Set down each line of the data below exactly as it stands, dropping the pictures.
==== Given information
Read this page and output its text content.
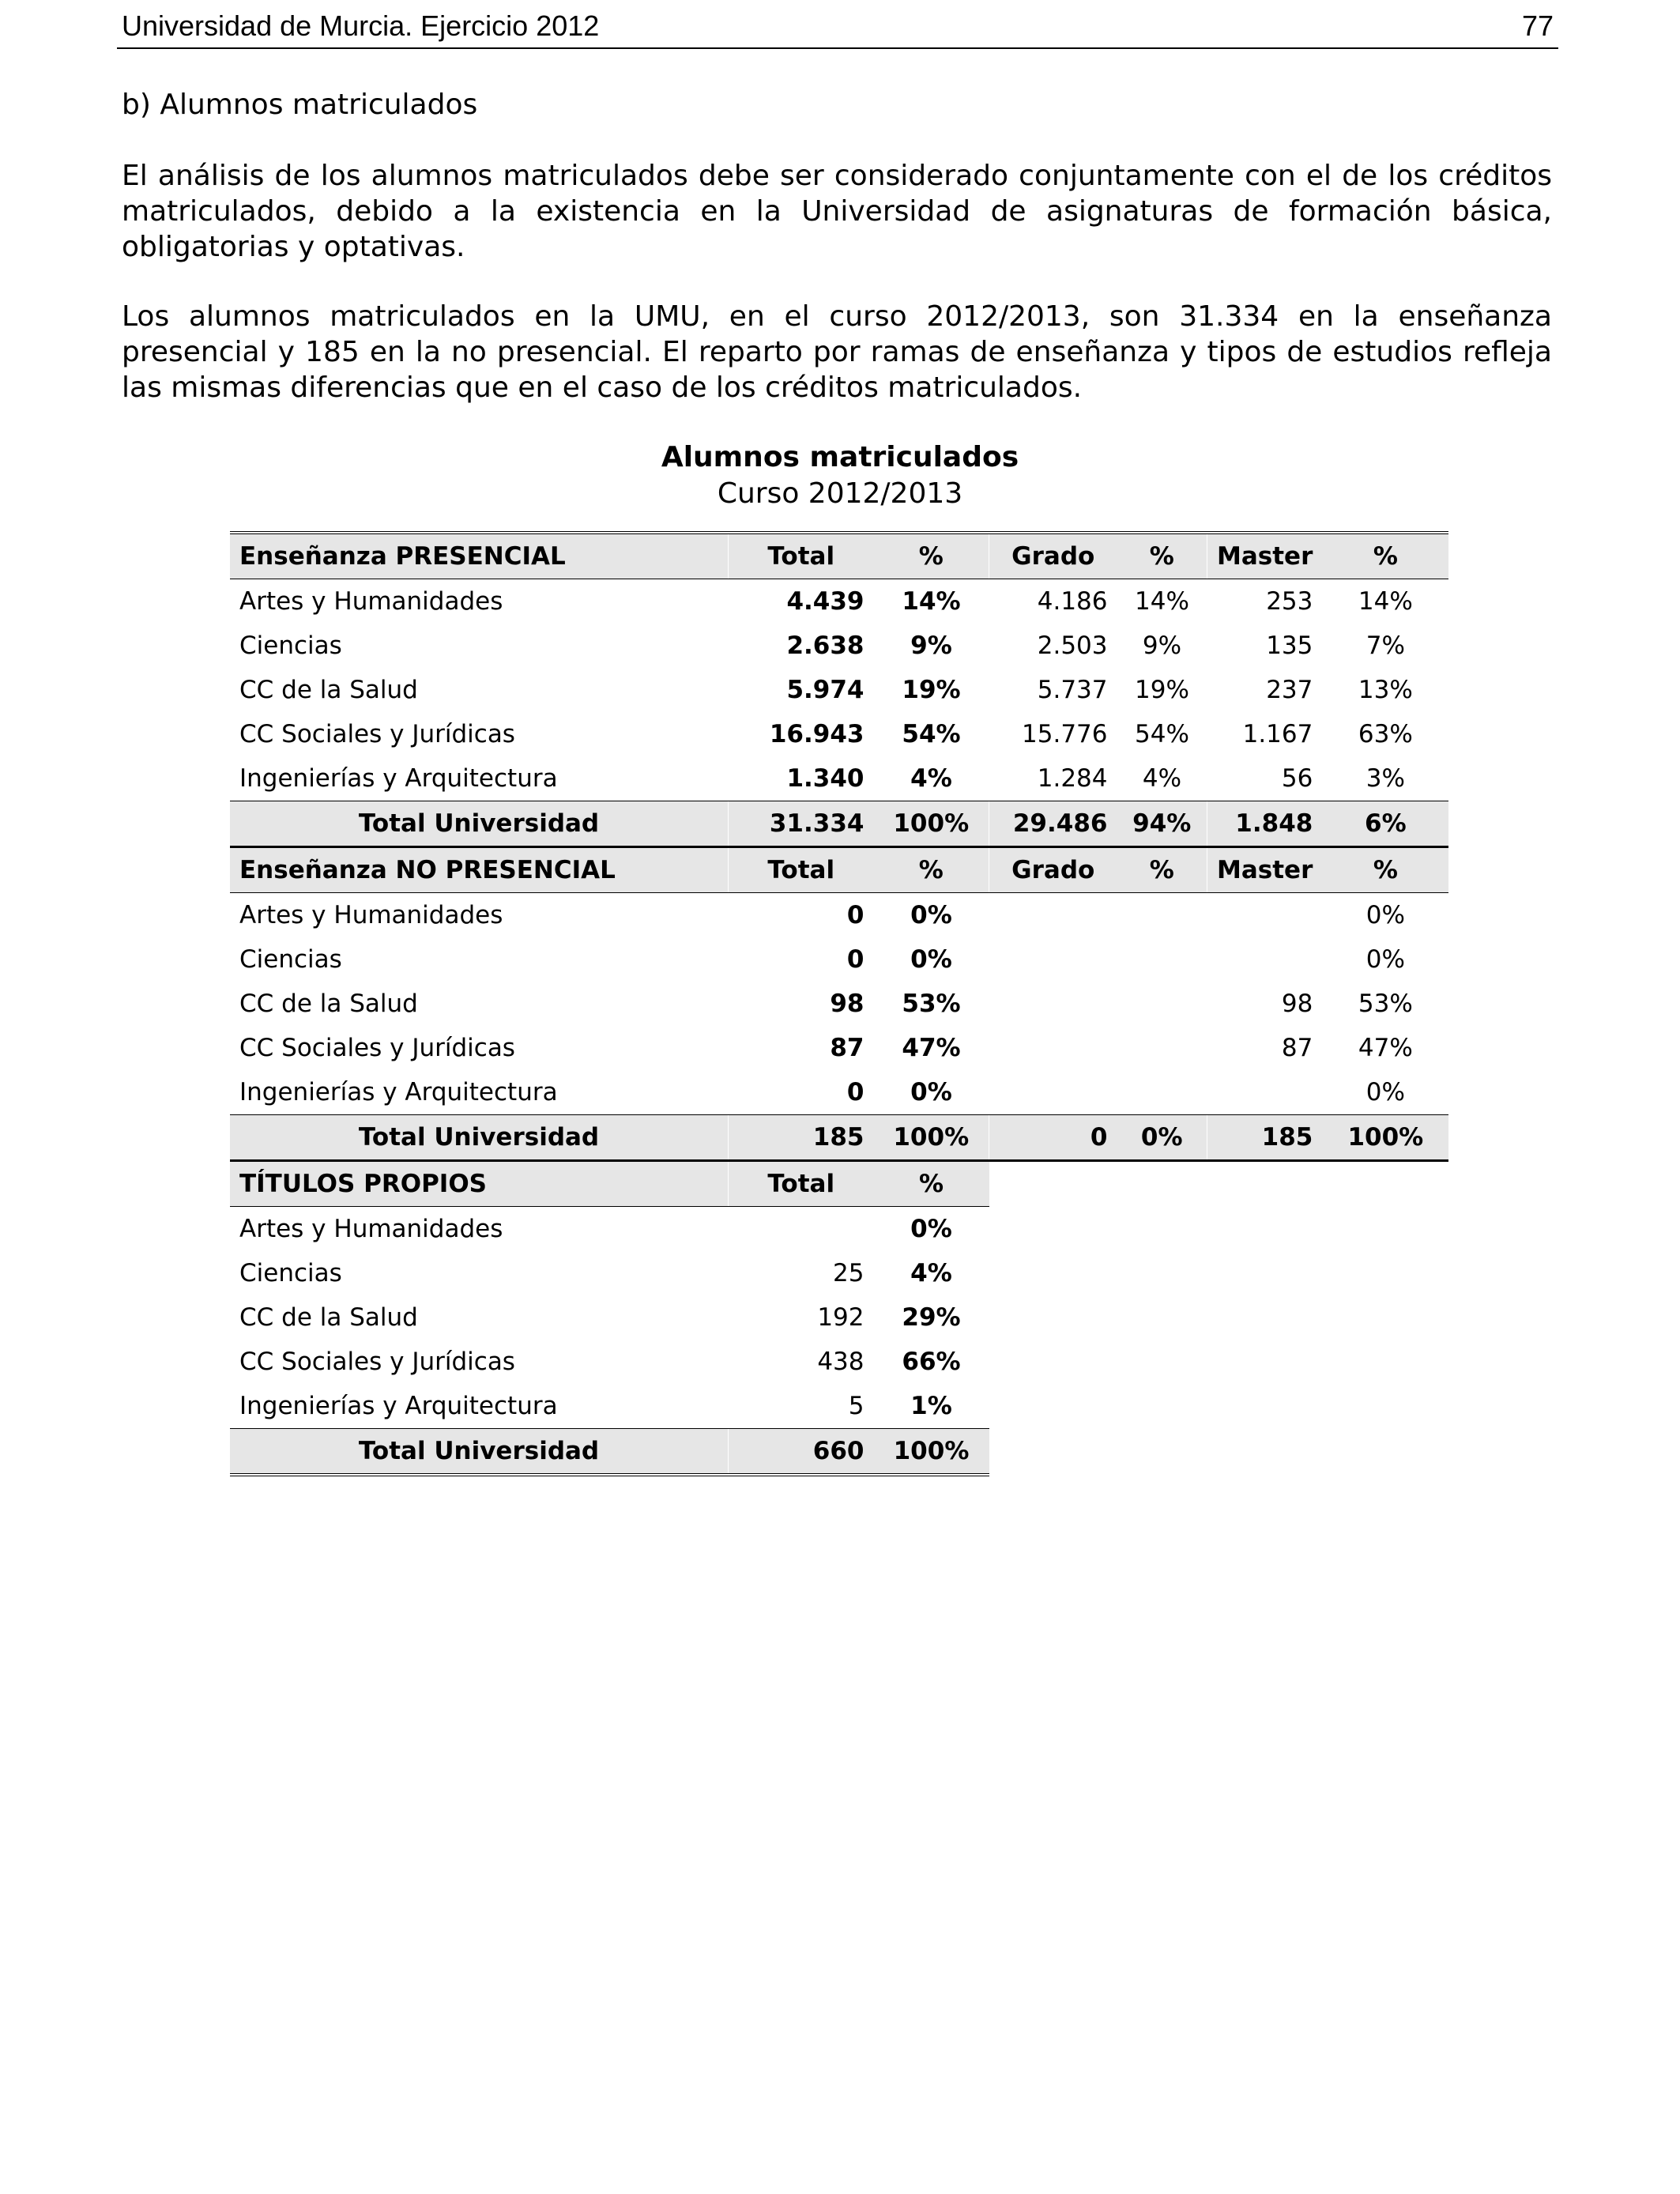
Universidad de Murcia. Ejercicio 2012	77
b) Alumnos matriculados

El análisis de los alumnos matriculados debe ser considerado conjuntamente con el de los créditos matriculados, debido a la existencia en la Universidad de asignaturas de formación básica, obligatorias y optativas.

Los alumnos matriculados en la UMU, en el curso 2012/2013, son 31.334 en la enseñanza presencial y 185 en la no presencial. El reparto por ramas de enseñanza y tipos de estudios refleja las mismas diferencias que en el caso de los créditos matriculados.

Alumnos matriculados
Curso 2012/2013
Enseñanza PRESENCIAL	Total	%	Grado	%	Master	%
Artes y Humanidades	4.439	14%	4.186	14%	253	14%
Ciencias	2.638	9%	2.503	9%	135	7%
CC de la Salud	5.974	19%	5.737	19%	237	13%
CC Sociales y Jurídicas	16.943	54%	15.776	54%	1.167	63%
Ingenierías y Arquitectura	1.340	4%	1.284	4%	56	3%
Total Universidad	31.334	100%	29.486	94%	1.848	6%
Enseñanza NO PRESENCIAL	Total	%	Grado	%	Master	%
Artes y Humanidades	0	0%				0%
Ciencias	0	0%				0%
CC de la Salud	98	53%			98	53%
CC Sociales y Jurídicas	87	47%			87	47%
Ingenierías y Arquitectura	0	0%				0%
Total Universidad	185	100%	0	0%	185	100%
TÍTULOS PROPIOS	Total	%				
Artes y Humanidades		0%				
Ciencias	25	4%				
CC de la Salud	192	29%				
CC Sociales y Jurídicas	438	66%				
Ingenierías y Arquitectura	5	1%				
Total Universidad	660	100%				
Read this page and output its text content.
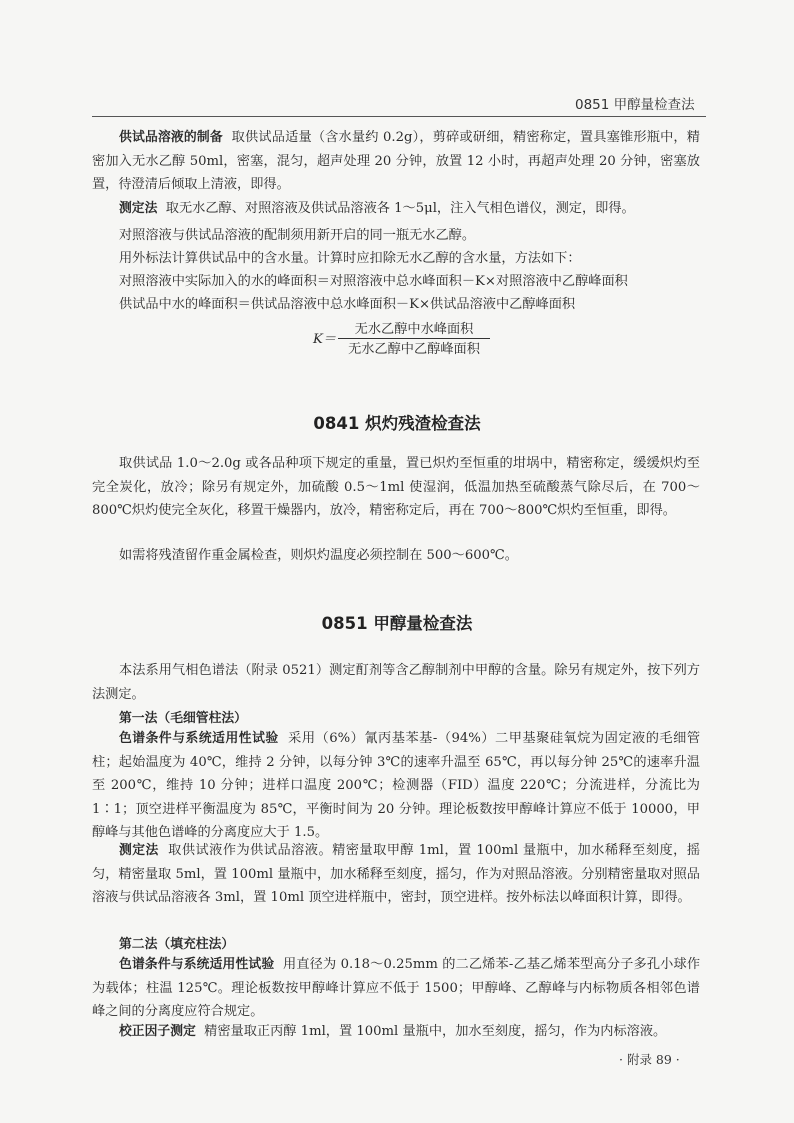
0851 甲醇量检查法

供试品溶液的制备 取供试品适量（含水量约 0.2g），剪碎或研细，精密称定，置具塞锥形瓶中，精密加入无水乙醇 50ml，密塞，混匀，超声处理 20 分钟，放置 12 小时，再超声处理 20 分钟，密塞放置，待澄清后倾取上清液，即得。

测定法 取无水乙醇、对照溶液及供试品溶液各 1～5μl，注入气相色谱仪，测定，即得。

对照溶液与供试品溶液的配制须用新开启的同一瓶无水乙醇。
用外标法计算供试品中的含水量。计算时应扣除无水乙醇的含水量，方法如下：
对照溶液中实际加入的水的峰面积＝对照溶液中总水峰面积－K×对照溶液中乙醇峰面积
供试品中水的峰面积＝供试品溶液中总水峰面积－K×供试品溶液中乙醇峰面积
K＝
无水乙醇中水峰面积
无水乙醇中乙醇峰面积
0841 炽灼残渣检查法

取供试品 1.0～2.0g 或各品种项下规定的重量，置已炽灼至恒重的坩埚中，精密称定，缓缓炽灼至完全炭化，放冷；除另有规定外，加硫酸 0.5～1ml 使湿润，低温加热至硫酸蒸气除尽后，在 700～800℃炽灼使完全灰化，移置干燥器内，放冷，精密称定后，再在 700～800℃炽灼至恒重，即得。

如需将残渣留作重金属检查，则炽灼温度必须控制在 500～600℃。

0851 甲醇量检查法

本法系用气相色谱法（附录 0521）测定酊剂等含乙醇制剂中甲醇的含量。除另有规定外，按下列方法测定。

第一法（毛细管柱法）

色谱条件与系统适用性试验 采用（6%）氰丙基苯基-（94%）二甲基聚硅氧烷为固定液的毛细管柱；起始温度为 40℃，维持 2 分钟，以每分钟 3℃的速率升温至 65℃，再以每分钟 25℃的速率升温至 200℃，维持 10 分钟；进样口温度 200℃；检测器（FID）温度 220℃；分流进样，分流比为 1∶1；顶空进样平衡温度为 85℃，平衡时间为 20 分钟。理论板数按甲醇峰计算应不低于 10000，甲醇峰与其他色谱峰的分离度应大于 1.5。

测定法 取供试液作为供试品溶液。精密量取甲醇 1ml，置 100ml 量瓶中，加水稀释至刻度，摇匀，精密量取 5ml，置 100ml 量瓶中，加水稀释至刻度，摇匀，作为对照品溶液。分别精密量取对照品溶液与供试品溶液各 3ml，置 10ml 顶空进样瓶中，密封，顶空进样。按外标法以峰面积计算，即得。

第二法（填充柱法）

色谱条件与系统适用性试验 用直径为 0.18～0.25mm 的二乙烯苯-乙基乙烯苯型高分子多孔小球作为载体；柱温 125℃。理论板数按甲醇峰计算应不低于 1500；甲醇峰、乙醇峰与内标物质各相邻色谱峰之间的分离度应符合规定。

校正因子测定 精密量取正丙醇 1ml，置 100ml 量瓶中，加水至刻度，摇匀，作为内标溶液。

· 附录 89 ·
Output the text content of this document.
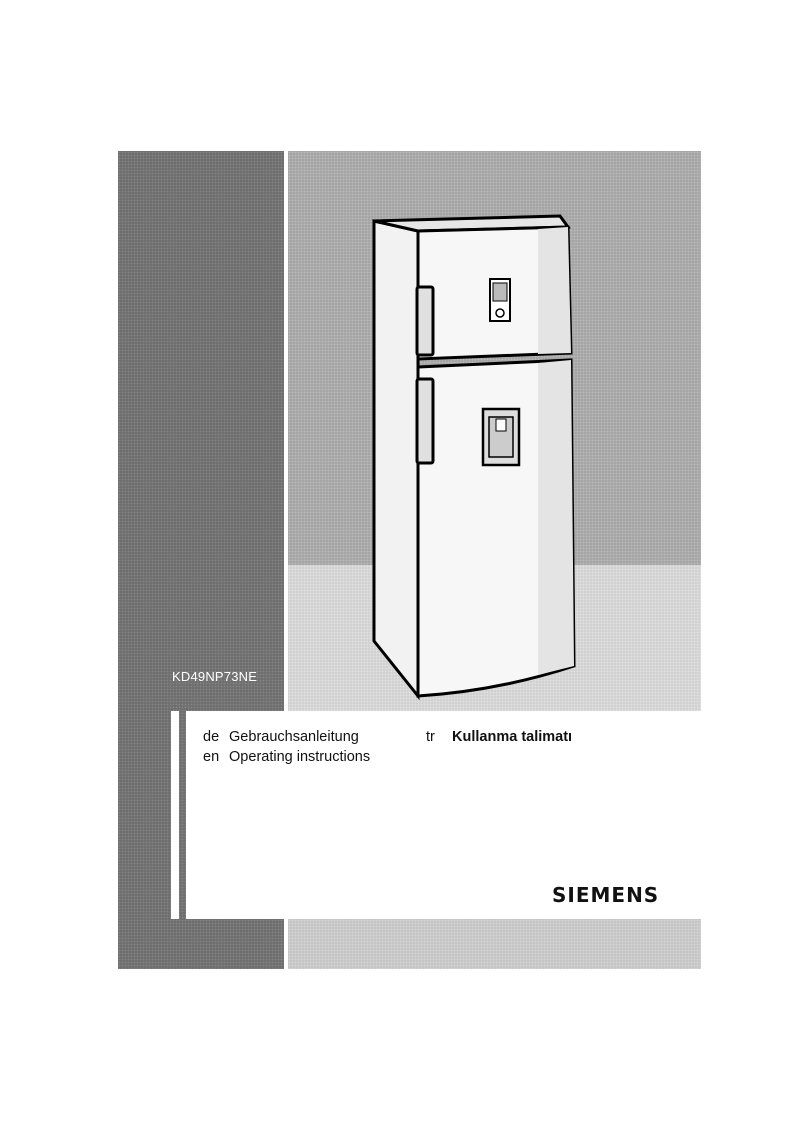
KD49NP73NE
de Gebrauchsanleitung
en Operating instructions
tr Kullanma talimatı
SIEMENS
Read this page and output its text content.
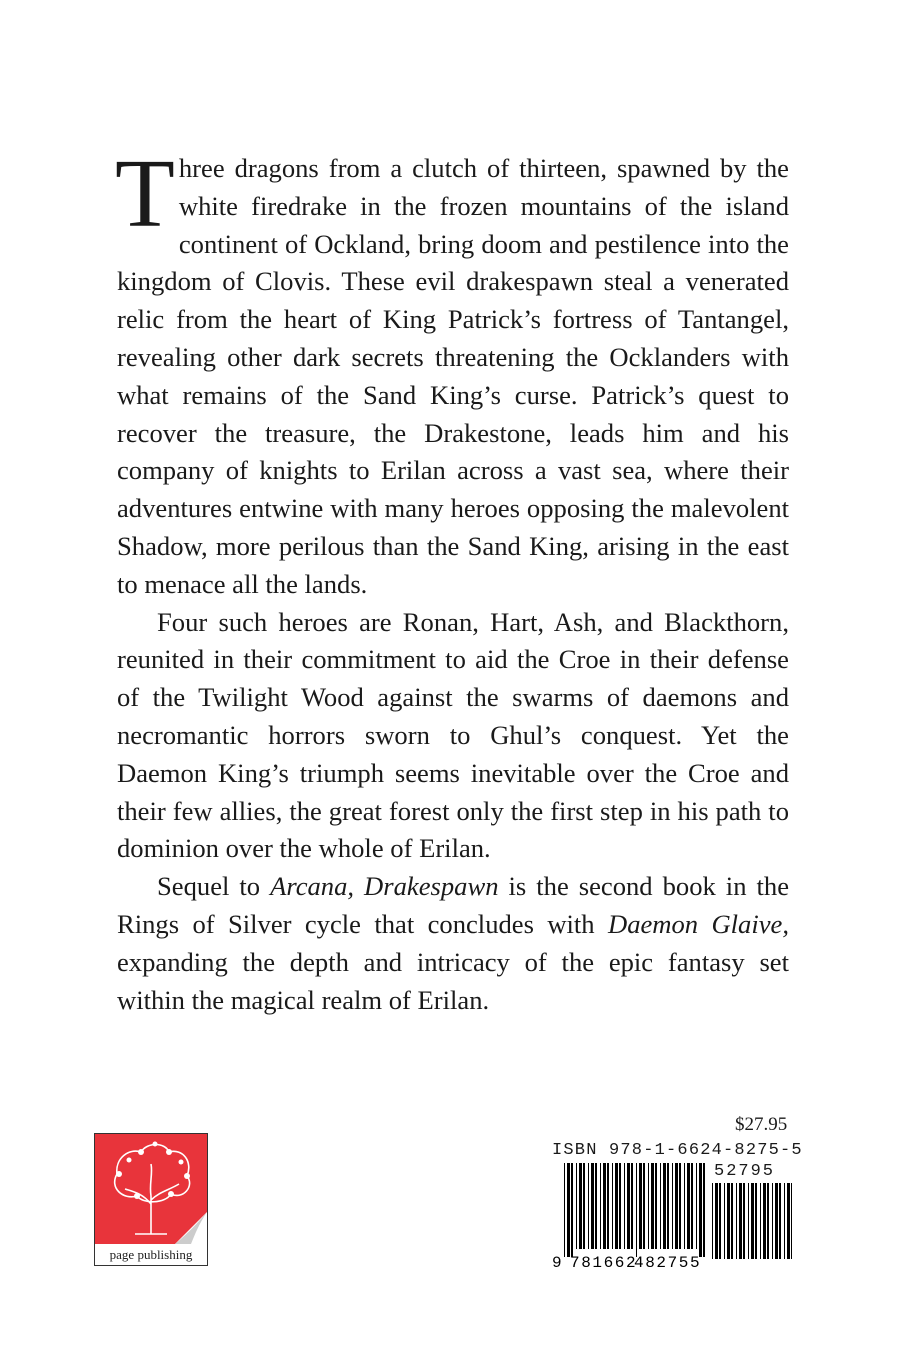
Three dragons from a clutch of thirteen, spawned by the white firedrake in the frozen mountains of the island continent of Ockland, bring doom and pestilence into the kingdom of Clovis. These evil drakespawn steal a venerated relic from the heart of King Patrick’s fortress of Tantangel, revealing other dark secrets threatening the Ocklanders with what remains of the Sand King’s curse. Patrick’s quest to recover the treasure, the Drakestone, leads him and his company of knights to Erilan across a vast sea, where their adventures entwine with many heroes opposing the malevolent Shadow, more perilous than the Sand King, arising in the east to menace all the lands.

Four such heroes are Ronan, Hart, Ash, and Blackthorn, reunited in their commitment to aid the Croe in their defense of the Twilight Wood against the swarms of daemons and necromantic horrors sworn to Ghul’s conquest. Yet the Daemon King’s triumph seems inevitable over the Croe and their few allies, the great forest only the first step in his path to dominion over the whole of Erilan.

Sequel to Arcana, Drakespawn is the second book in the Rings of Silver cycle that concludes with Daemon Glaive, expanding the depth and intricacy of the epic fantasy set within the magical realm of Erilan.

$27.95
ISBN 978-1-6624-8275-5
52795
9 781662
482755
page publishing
========
- _Output_:
Read this page and output its text content.
Universidad de Murcia. Ejercicio 2012	77
b) Alumnos matriculados

El análisis de los alumnos matriculados debe ser considerado conjuntamente con el de los créditos matriculados, debido a la existencia en la Universidad de asignaturas de formación básica, obligatorias y optativas.

Los alumnos matriculados en la UMU, en el curso 2012/2013, son 31.334 en la enseñanza presencial y 185 en la no presencial. El reparto por ramas de enseñanza y tipos de estudios refleja las mismas diferencias que en el caso de los créditos matriculados.

Alumnos matriculados
Curso 2012/2013
Enseñanza PRESENCIAL	Total	%	Grado	%	Master	%
Artes y Humanidades	4.439	14%	4.186	14%	253	14%
Ciencias	2.638	9%	2.503	9%	135	7%
CC de la Salud	5.974	19%	5.737	19%	237	13%
CC Sociales y Jurídicas	16.943	54%	15.776	54%	1.167	63%
Ingenierías y Arquitectura	1.340	4%	1.284	4%	56	3%
Total Universidad	31.334	100%	29.486	94%	1.848	6%
Enseñanza NO PRESENCIAL	Total	%	Grado	%	Master	%
Artes y Humanidades	0	0%				0%
Ciencias	0	0%				0%
CC de la Salud	98	53%			98	53%
CC Sociales y Jurídicas	87	47%			87	47%
Ingenierías y Arquitectura	0	0%				0%
Total Universidad	185	100%	0	0%	185	100%
TÍTULOS PROPIOS	Total	%				
Artes y Humanidades		0%				
Ciencias	25	4%				
CC de la Salud	192	29%				
CC Sociales y Jurídicas	438	66%				
Ingenierías y Arquitectura	5	1%				
Total Universidad	660	100%				
Read this page and output its text content.
0851 甲醇量检查法

供试品溶液的制备 取供试品适量（含水量约 0.2g），剪碎或研细，精密称定，置具塞锥形瓶中，精密加入无水乙醇 50ml，密塞，混匀，超声处理 20 分钟，放置 12 小时，再超声处理 20 分钟，密塞放置，待澄清后倾取上清液，即得。

测定法 取无水乙醇、对照溶液及供试品溶液各 1～5μl，注入气相色谱仪，测定，即得。

对照溶液与供试品溶液的配制须用新开启的同一瓶无水乙醇。
用外标法计算供试品中的含水量。计算时应扣除无水乙醇的含水量，方法如下：
对照溶液中实际加入的水的峰面积＝对照溶液中总水峰面积－K×对照溶液中乙醇峰面积
供试品中水的峰面积＝供试品溶液中总水峰面积－K×供试品溶液中乙醇峰面积
K＝
无水乙醇中水峰面积
无水乙醇中乙醇峰面积
0841 炽灼残渣检查法

取供试品 1.0～2.0g 或各品种项下规定的重量，置已炽灼至恒重的坩埚中，精密称定，缓缓炽灼至完全炭化，放冷；除另有规定外，加硫酸 0.5～1ml 使湿润，低温加热至硫酸蒸气除尽后，在 700～800℃炽灼使完全灰化，移置干燥器内，放冷，精密称定后，再在 700～800℃炽灼至恒重，即得。

如需将残渣留作重金属检查，则炽灼温度必须控制在 500～600℃。

0851 甲醇量检查法

本法系用气相色谱法（附录 0521）测定酊剂等含乙醇制剂中甲醇的含量。除另有规定外，按下列方法测定。

第一法（毛细管柱法）

色谱条件与系统适用性试验 采用（6%）氰丙基苯基-（94%）二甲基聚硅氧烷为固定液的毛细管柱；起始温度为 40℃，维持 2 分钟，以每分钟 3℃的速率升温至 65℃，再以每分钟 25℃的速率升温至 200℃，维持 10 分钟；进样口温度 200℃；检测器（FID）温度 220℃；分流进样，分流比为 1∶1；顶空进样平衡温度为 85℃，平衡时间为 20 分钟。理论板数按甲醇峰计算应不低于 10000，甲醇峰与其他色谱峰的分离度应大于 1.5。

测定法 取供试液作为供试品溶液。精密量取甲醇 1ml，置 100ml 量瓶中，加水稀释至刻度，摇匀，精密量取 5ml，置 100ml 量瓶中，加水稀释至刻度，摇匀，作为对照品溶液。分别精密量取对照品溶液与供试品溶液各 3ml，置 10ml 顶空进样瓶中，密封，顶空进样。按外标法以峰面积计算，即得。

第二法（填充柱法）

色谱条件与系统适用性试验 用直径为 0.18～0.25mm 的二乙烯苯-乙基乙烯苯型高分子多孔小球作为载体；柱温 125℃。理论板数按甲醇峰计算应不低于 1500；甲醇峰、乙醇峰与内标物质各相邻色谱峰之间的分离度应符合规定。

校正因子测定 精密量取正丙醇 1ml，置 100ml 量瓶中，加水至刻度，摇匀，作为内标溶液。

· 附录 89 ·
Output the text content of this document.
KD49NP73NE
de Gebrauchsanleitung
en Operating instructions
tr Kullanma talimatı
SIEMENS
Read this page and output its text content.
Three dragons from a clutch of thirteen, spawned by the white firedrake in the frozen mountains of the island continent of Ockland, bring doom and pestilence into the kingdom of Clovis. These evil drakespawn steal a venerated relic from the heart of King Patrick’s fortress of Tantangel, revealing other dark secrets threatening the Ocklanders with what remains of the Sand King’s curse. Patrick’s quest to recover the treasure, the Drakestone, leads him and his company of knights to Erilan across a vast sea, where their adventures entwine with many heroes opposing the malevolent Shadow, more perilous than the Sand King, arising in the east to menace all the lands.

Four such heroes are Ronan, Hart, Ash, and Blackthorn, reunited in their commitment to aid the Croe in their defense of the Twilight Wood against the swarms of daemons and necromantic horrors sworn to Ghul’s conquest. Yet the Daemon King’s triumph seems inevitable over the Croe and their few allies, the great forest only the first step in his path to dominion over the whole of Erilan.

Sequel to Arcana, Drakespawn is the second book in the Rings of Silver cycle that concludes with Daemon Glaive, expanding the depth and intricacy of the epic fantasy set within the magical realm of Erilan.

$27.95
ISBN 978-1-6624-8275-5
52795
9 781662
482755
page publishing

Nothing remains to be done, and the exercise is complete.